• [Written exercise]: The listing below should be printed exactly, every line of it. Skip the pictures.
* start Record list *
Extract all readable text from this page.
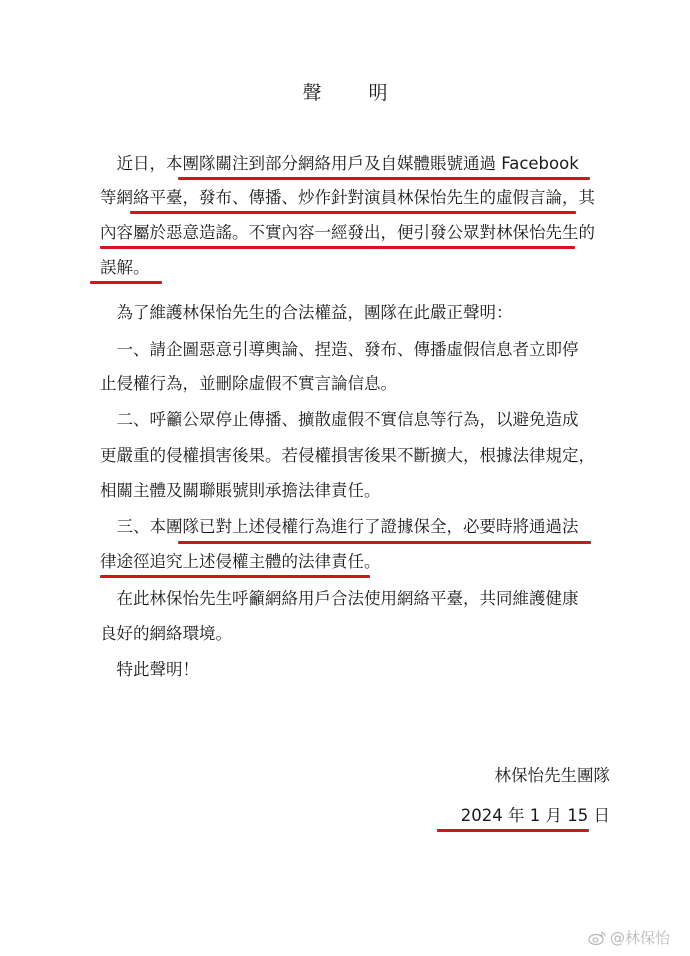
聲　明
　近日，本團隊關注到部分網絡用戶及自媒體賬號通過 Facebook
等網絡平臺，發布、傳播、炒作針對演員林保怡先生的虛假言論，其
內容屬於惡意造謠。不實內容一經發出，便引發公眾對林保怡先生的
誤解。
　為了維護林保怡先生的合法權益，團隊在此嚴正聲明：
　一、請企圖惡意引導輿論、捏造、發布、傳播虛假信息者立即停
止侵權行為，並刪除虛假不實言論信息。
　二、呼籲公眾停止傳播、擴散虛假不實信息等行為，以避免造成
更嚴重的侵權損害後果。若侵權損害後果不斷擴大，根據法律規定，
相關主體及關聯賬號則承擔法律責任。
　三、本團隊已對上述侵權行為進行了證據保全，必要時將通過法
律途徑追究上述侵權主體的法律責任。
　在此林保怡先生呼籲網絡用戶合法使用網絡平臺，共同維護健康
良好的網絡環境。
　特此聲明！
林保怡先生團隊
2024 年 1 月 15 日
@林保怡
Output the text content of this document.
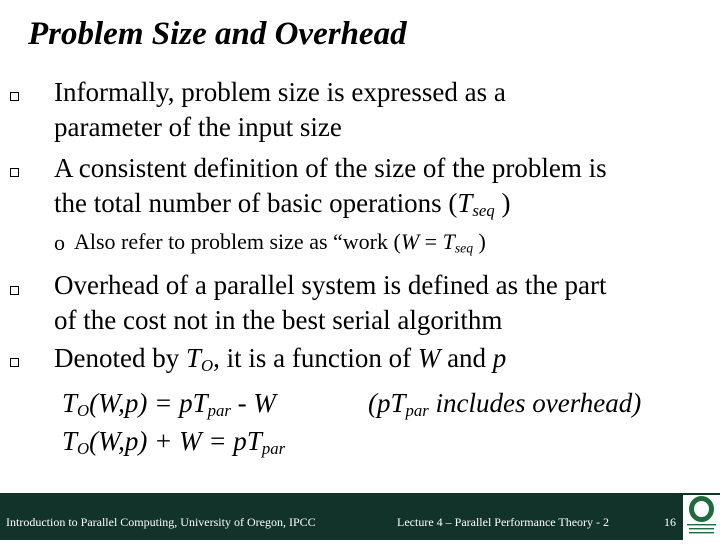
Problem Size and Overhead
Informally, problem size is expressed as a
parameter of the input size
A consistent definition of the size of the problem is
the total number of basic operations ($T_{seq}$ )
o Also refer to problem size as “work ($W = T_{seq}$ )
Overhead of a parallel system is defined as the part
of the cost not in the best serial algorithm
Denoted by $T_O$, it is a function of W and p
$T_O(W,p) = pT_{par} - W$	($pT_{par}$ includes overhead)
$T_O(W,p) + W = pT_{par}$
Introduction to Parallel Computing, University of Oregon, IPCC	Lecture 4 – Parallel Performance Theory - 2	16
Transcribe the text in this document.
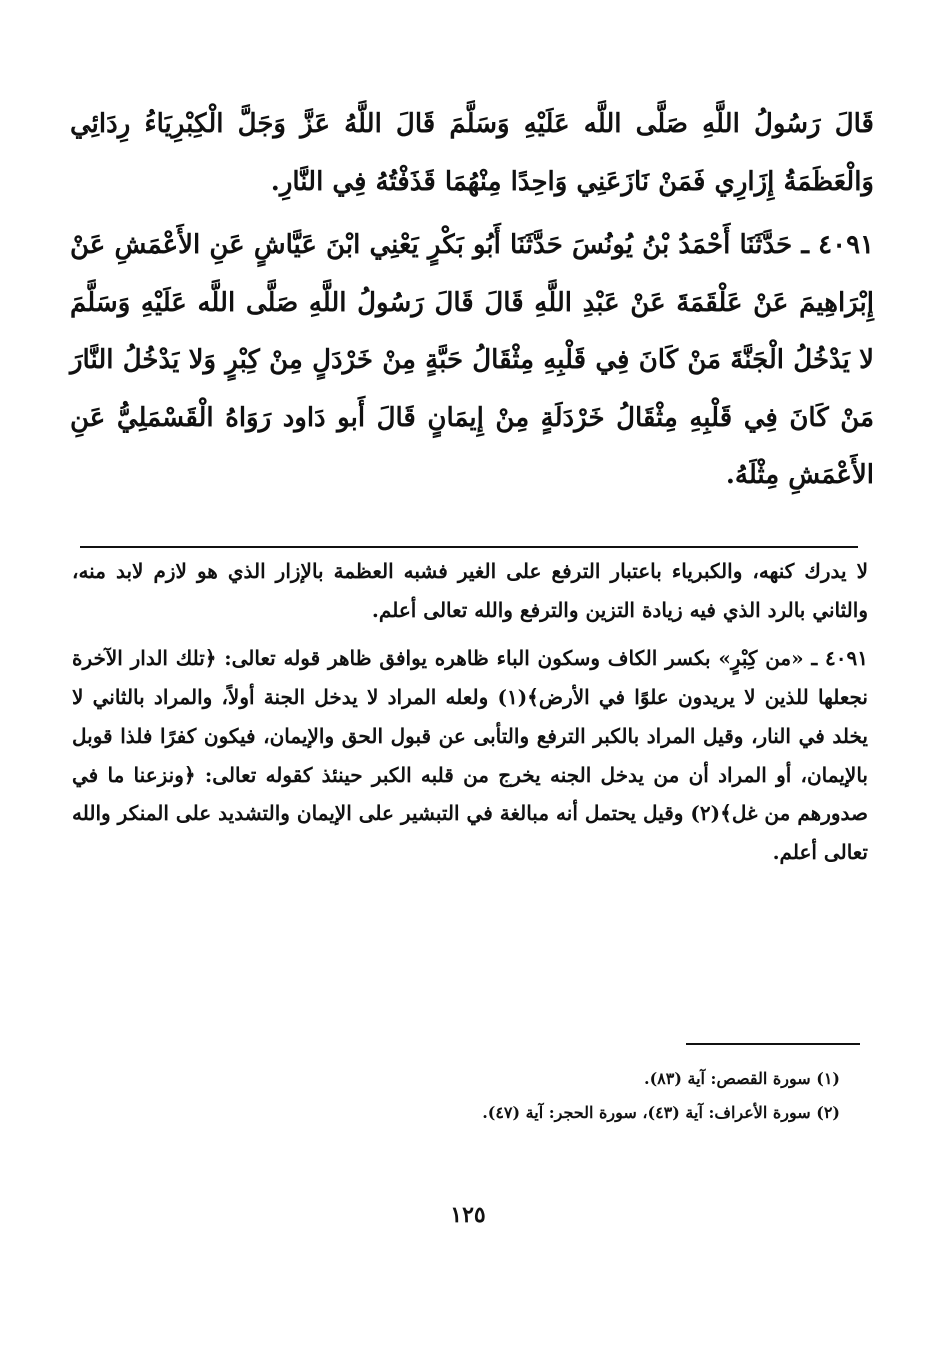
قَالَ رَسُولُ اللَّهِ صَلَّى اللَّه عَلَيْهِ وَسَلَّمَ قَالَ اللَّهُ عَزَّ وَجَلَّ الْكِبْرِيَاءُ رِدَائِي وَالْعَظَمَةُ إِزَارِي فَمَنْ نَازَعَنِي وَاحِدًا مِنْهُمَا قَذَفْتُهُ فِي النَّارِ.

٤٠٩١ ـ حَدَّثَنَا أَحْمَدُ بْنُ يُونُسَ حَدَّثَنَا أَبُو بَكْرٍ يَعْنِي ابْنَ عَيَّاشٍ عَنِ الأَعْمَشِ عَنْ إِبْرَاهِيمَ عَنْ عَلْقَمَةَ عَنْ عَبْدِ اللَّهِ قَالَ قَالَ رَسُولُ اللَّهِ صَلَّى اللَّه عَلَيْهِ وَسَلَّمَ لا يَدْخُلُ الْجَنَّةَ مَنْ كَانَ فِي قَلْبِهِ مِثْقَالُ حَبَّةٍ مِنْ خَرْدَلٍ مِنْ كِبْرٍ وَلا يَدْخُلُ النَّارَ مَنْ كَانَ فِي قَلْبِهِ مِثْقَالُ خَرْدَلَةٍ مِنْ إِيمَانٍ قَالَ أَبو دَاود رَوَاهُ الْقَسْمَلِيُّ عَنِ الأَعْمَشِ مِثْلَهُ.

لا يدرك كنهه، والكبرياء باعتبار الترفع على الغير فشبه العظمة بالإزار الذي هو لازم لابد منه، والثاني بالرد الذي فيه زيادة التزين والترفع والله تعالى أعلم.

٤٠٩١ ـ «من كِبْرٍ» بكسر الكاف وسكون الباء ظاهره يوافق ظاهر قوله تعالى: ﴿تلك الدار الآخرة نجعلها للذين لا يريدون علوًا في الأرض﴾(١) ولعله المراد لا يدخل الجنة أولاً، والمراد بالثاني لا يخلد في النار، وقيل المراد بالكبر الترفع والتأبى عن قبول الحق والإيمان، فيكون كفرًا فلذا قوبل بالإيمان، أو المراد أن من يدخل الجنه يخرج من قلبه الكبر حينئذ كقوله تعالى: ﴿ونزعنا ما في صدورهم من غل﴾(٢) وقيل يحتمل أنه مبالغة في التبشير على الإيمان والتشديد على المنكر والله تعالى أعلم.

(١) سورة القصص: آية (٨٣).
(٢) سورة الأعراف: آية (٤٣)، سورة الحجر: آية (٤٧).
١٢٥
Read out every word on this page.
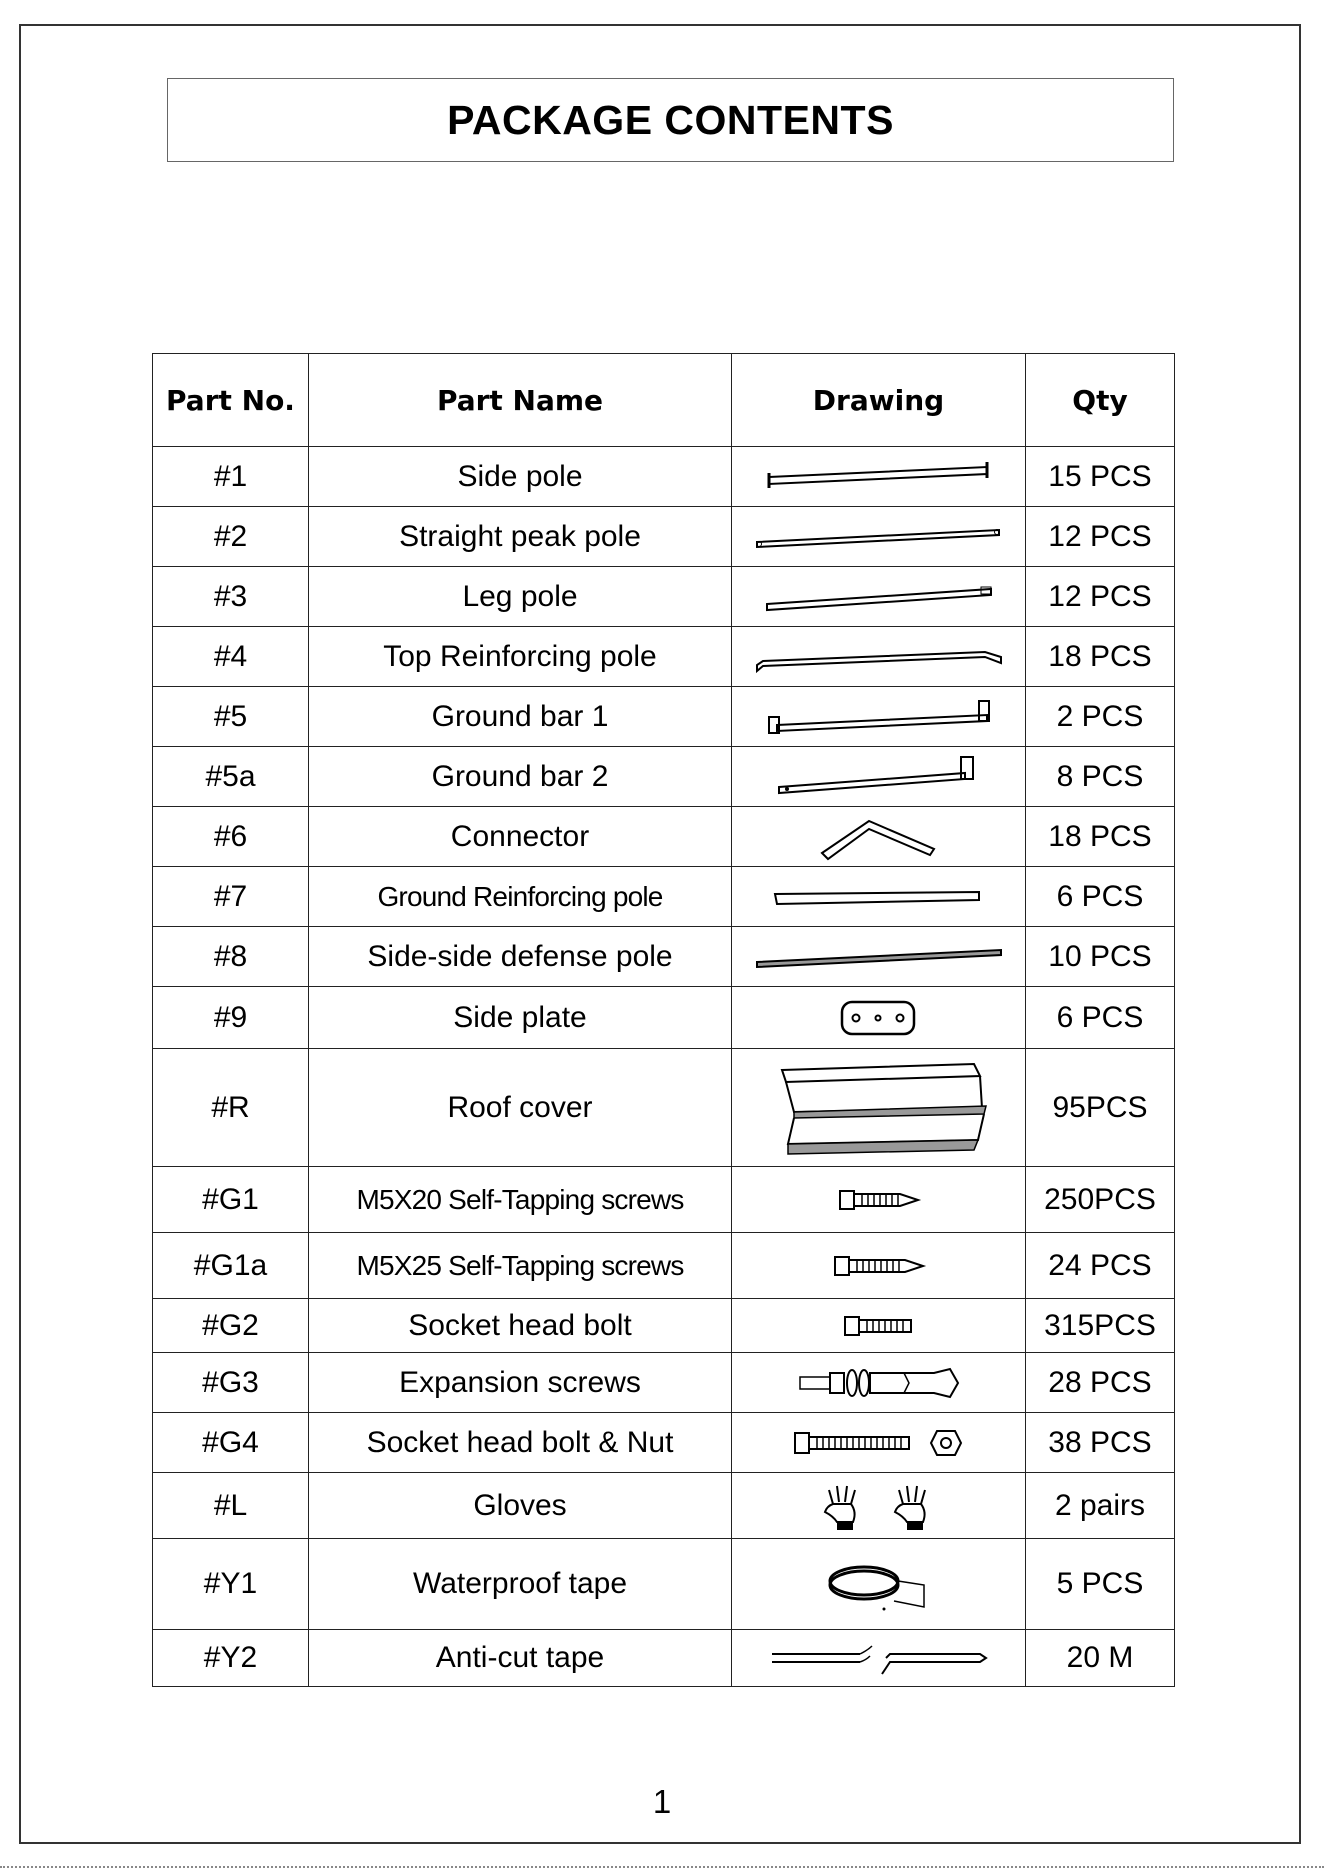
PACKAGE CONTENTS
Part No.	Part Name	Drawing	Qty
#1	Side pole		15 PCS
#2	Straight peak pole		12 PCS
#3	Leg pole		12 PCS
#4	Top Reinforcing pole		18 PCS
#5	Ground bar 1		2 PCS
#5a	Ground bar 2		8 PCS
#6	Connector		18 PCS
#7	Ground Reinforcing pole		6 PCS
#8	Side-side defense pole		10 PCS
#9	Side plate		6 PCS
#R	Roof cover		95PCS
#G1	M5X20 Self-Tapping screws		250PCS
#G1a	M5X25 Self-Tapping screws		24 PCS
#G2	Socket head bolt		315PCS
#G3	Expansion screws		28 PCS
#G4	Socket head bolt & Nut		38 PCS
#L	Gloves		2 pairs
#Y1	Waterproof tape		5 PCS
#Y2	Anti-cut tape		20 M
1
* end Record list *
• [Result for this exercise]:
Extract all readable text from this page.
聲　明
　近日，本團隊關注到部分網絡用戶及自媒體賬號通過 Facebook
等網絡平臺，發布、傳播、炒作針對演員林保怡先生的虛假言論，其
內容屬於惡意造謠。不實內容一經發出，便引發公眾對林保怡先生的
誤解。
　為了維護林保怡先生的合法權益，團隊在此嚴正聲明：
　一、請企圖惡意引導輿論、捏造、發布、傳播虛假信息者立即停
止侵權行為，並刪除虛假不實言論信息。
　二、呼籲公眾停止傳播、擴散虛假不實信息等行為，以避免造成
更嚴重的侵權損害後果。若侵權損害後果不斷擴大，根據法律規定，
相關主體及關聯賬號則承擔法律責任。
　三、本團隊已對上述侵權行為進行了證據保全，必要時將通過法
律途徑追究上述侵權主體的法律責任。
　在此林保怡先生呼籲網絡用戶合法使用網絡平臺，共同維護健康
良好的網絡環境。
　特此聲明！
林保怡先生團隊
2024 年 1 月 15 日
@林保怡
Output the text content of this document.
Problem Size and Overhead
Informally, problem size is expressed as a
parameter of the input size
A consistent definition of the size of the problem is
the total number of basic operations ($T_{seq}$ )
o Also refer to problem size as “work ($W = T_{seq}$ )
Overhead of a parallel system is defined as the part
of the cost not in the best serial algorithm
Denoted by $T_O$, it is a function of W and p
$T_O(W,p) = pT_{par} - W$	($pT_{par}$ includes overhead)
$T_O(W,p) + W = pT_{par}$
Introduction to Parallel Computing, University of Oregon, IPCC	Lecture 4 – Parallel Performance Theory - 2	16
Transcribe the text in this document.
قَالَ رَسُولُ اللَّهِ صَلَّى اللَّه عَلَيْهِ وَسَلَّمَ قَالَ اللَّهُ عَزَّ وَجَلَّ الْكِبْرِيَاءُ رِدَائِي وَالْعَظَمَةُ إِزَارِي فَمَنْ نَازَعَنِي وَاحِدًا مِنْهُمَا قَذَفْتُهُ فِي النَّارِ.

٤٠٩١ ـ حَدَّثَنَا أَحْمَدُ بْنُ يُونُسَ حَدَّثَنَا أَبُو بَكْرٍ يَعْنِي ابْنَ عَيَّاشٍ عَنِ الأَعْمَشِ عَنْ إِبْرَاهِيمَ عَنْ عَلْقَمَةَ عَنْ عَبْدِ اللَّهِ قَالَ قَالَ رَسُولُ اللَّهِ صَلَّى اللَّه عَلَيْهِ وَسَلَّمَ لا يَدْخُلُ الْجَنَّةَ مَنْ كَانَ فِي قَلْبِهِ مِثْقَالُ حَبَّةٍ مِنْ خَرْدَلٍ مِنْ كِبْرٍ وَلا يَدْخُلُ النَّارَ مَنْ كَانَ فِي قَلْبِهِ مِثْقَالُ خَرْدَلَةٍ مِنْ إِيمَانٍ قَالَ أَبو دَاود رَوَاهُ الْقَسْمَلِيُّ عَنِ الأَعْمَشِ مِثْلَهُ.

لا يدرك كنهه، والكبرياء باعتبار الترفع على الغير فشبه العظمة بالإزار الذي هو لازم لابد منه، والثاني بالرد الذي فيه زيادة التزين والترفع والله تعالى أعلم.

٤٠٩١ ـ «من كِبْرٍ» بكسر الكاف وسكون الباء ظاهره يوافق ظاهر قوله تعالى: ﴿تلك الدار الآخرة نجعلها للذين لا يريدون علوًا في الأرض﴾(١) ولعله المراد لا يدخل الجنة أولاً، والمراد بالثاني لا يخلد في النار، وقيل المراد بالكبر الترفع والتأبى عن قبول الحق والإيمان، فيكون كفرًا فلذا قوبل بالإيمان، أو المراد أن من يدخل الجنه يخرج من قلبه الكبر حينئذ كقوله تعالى: ﴿ونزعنا ما في صدورهم من غل﴾(٢) وقيل يحتمل أنه مبالغة في التبشير على الإيمان والتشديد على المنكر والله تعالى أعلم.

(١) سورة القصص: آية (٨٣).
(٢) سورة الأعراف: آية (٤٣)، سورة الحجر: آية (٤٧).
١٢٥
Read out every word on this page.
PACKAGE CONTENTS
Part No.	Part Name	Drawing	Qty
#1	Side pole		15 PCS
#2	Straight peak pole		12 PCS
#3	Leg pole		12 PCS
#4	Top Reinforcing pole		18 PCS
#5	Ground bar 1		2 PCS
#5a	Ground bar 2		8 PCS
#6	Connector		18 PCS
#7	Ground Reinforcing pole		6 PCS
#8	Side-side defense pole		10 PCS
#9	Side plate		6 PCS
#R	Roof cover		95PCS
#G1	M5X20 Self-Tapping screws		250PCS
#G1a	M5X25 Self-Tapping screws		24 PCS
#G2	Socket head bolt		315PCS
#G3	Expansion screws		28 PCS
#G4	Socket head bolt & Nut		38 PCS
#L	Gloves		2 pairs
#Y1	Waterproof tape		5 PCS
#Y2	Anti-cut tape		20 M
1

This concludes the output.